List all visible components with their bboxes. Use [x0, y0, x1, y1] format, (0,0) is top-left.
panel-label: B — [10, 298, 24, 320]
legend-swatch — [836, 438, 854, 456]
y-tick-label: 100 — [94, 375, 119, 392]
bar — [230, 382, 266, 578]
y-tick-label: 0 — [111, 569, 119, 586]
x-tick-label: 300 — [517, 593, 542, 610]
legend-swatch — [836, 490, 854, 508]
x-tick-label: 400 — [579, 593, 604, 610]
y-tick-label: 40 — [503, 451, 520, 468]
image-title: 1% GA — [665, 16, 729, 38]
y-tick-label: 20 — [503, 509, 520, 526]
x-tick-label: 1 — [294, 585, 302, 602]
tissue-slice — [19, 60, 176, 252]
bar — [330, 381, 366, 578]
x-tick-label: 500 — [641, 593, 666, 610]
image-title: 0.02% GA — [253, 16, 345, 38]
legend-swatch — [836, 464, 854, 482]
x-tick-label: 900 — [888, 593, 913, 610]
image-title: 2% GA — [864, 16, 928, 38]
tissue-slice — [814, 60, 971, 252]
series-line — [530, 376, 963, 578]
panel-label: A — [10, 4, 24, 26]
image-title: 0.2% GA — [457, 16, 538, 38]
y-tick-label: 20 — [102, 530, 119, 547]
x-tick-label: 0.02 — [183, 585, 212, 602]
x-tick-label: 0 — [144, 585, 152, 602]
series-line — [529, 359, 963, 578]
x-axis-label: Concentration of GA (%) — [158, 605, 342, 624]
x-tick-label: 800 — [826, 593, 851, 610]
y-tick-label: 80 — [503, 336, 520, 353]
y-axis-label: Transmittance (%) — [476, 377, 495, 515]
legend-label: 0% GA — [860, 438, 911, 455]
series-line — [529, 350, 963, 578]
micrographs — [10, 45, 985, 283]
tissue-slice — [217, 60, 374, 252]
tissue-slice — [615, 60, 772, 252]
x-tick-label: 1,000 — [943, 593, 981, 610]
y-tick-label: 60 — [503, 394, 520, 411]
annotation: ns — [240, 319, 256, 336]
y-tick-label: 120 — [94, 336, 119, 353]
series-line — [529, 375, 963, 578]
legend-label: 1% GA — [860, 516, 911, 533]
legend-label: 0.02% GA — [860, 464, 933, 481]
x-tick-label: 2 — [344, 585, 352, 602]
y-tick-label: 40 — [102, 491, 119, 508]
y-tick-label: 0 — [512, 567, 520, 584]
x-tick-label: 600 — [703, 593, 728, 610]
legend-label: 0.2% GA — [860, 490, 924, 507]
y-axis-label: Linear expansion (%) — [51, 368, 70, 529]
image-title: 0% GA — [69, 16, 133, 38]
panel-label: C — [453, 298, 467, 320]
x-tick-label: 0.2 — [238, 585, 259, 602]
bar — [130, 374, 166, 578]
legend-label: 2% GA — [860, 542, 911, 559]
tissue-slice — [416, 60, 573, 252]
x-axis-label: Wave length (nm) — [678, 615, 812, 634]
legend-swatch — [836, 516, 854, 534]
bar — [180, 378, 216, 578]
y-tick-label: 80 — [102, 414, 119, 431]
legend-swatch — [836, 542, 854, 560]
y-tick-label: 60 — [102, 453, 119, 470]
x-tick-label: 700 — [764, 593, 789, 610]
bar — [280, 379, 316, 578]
================
* [WRITTEN PROBLEM]:
Please reproduce verbatim the stretch of lines from the very first one through the line containing "x-tick-label: 0.2 — [238, 585, 259, 602]", including both of those lines.

* [FINISHED TASK]:
List all visible components with their bboxes. Use [x0, y0, x1, y1] format, (0,0) is top-left.
panel-label: B — [10, 298, 24, 320]
legend-swatch — [836, 438, 854, 456]
y-tick-label: 100 — [94, 375, 119, 392]
bar — [230, 382, 266, 578]
y-tick-label: 0 — [111, 569, 119, 586]
x-tick-label: 300 — [517, 593, 542, 610]
legend-swatch — [836, 490, 854, 508]
x-tick-label: 400 — [579, 593, 604, 610]
y-tick-label: 40 — [503, 451, 520, 468]
image-title: 1% GA — [665, 16, 729, 38]
y-tick-label: 20 — [503, 509, 520, 526]
x-tick-label: 1 — [294, 585, 302, 602]
tissue-slice — [19, 60, 176, 252]
bar — [330, 381, 366, 578]
x-tick-label: 500 — [641, 593, 666, 610]
image-title: 0.02% GA — [253, 16, 345, 38]
legend-swatch — [836, 464, 854, 482]
x-tick-label: 900 — [888, 593, 913, 610]
image-title: 2% GA — [864, 16, 928, 38]
tissue-slice — [814, 60, 971, 252]
series-line — [530, 376, 963, 578]
panel-label: A — [10, 4, 24, 26]
image-title: 0.2% GA — [457, 16, 538, 38]
y-tick-label: 20 — [102, 530, 119, 547]
x-tick-label: 0.02 — [183, 585, 212, 602]
x-tick-label: 0 — [144, 585, 152, 602]
series-line — [529, 359, 963, 578]
x-axis-label: Concentration of GA (%) — [158, 605, 342, 624]
x-tick-label: 800 — [826, 593, 851, 610]
y-tick-label: 80 — [503, 336, 520, 353]
y-axis-label: Transmittance (%) — [476, 377, 495, 515]
legend-label: 0% GA — [860, 438, 911, 455]
series-line — [529, 350, 963, 578]
micrographs — [10, 45, 985, 283]
tissue-slice — [217, 60, 374, 252]
tissue-slice — [615, 60, 772, 252]
x-tick-label: 1,000 — [943, 593, 981, 610]
y-tick-label: 60 — [503, 394, 520, 411]
annotation: ns — [240, 319, 256, 336]
y-tick-label: 120 — [94, 336, 119, 353]
series-line — [529, 375, 963, 578]
legend-label: 1% GA — [860, 516, 911, 533]
legend-label: 0.02% GA — [860, 464, 933, 481]
x-tick-label: 2 — [344, 585, 352, 602]
y-tick-label: 40 — [102, 491, 119, 508]
y-tick-label: 0 — [512, 567, 520, 584]
x-tick-label: 600 — [703, 593, 728, 610]
legend-label: 0.2% GA — [860, 490, 924, 507]
y-axis-label: Linear expansion (%) — [51, 368, 70, 529]
image-title: 0% GA — [69, 16, 133, 38]
panel-label: C — [453, 298, 467, 320]
x-tick-label: 0.2 — [238, 585, 259, 602]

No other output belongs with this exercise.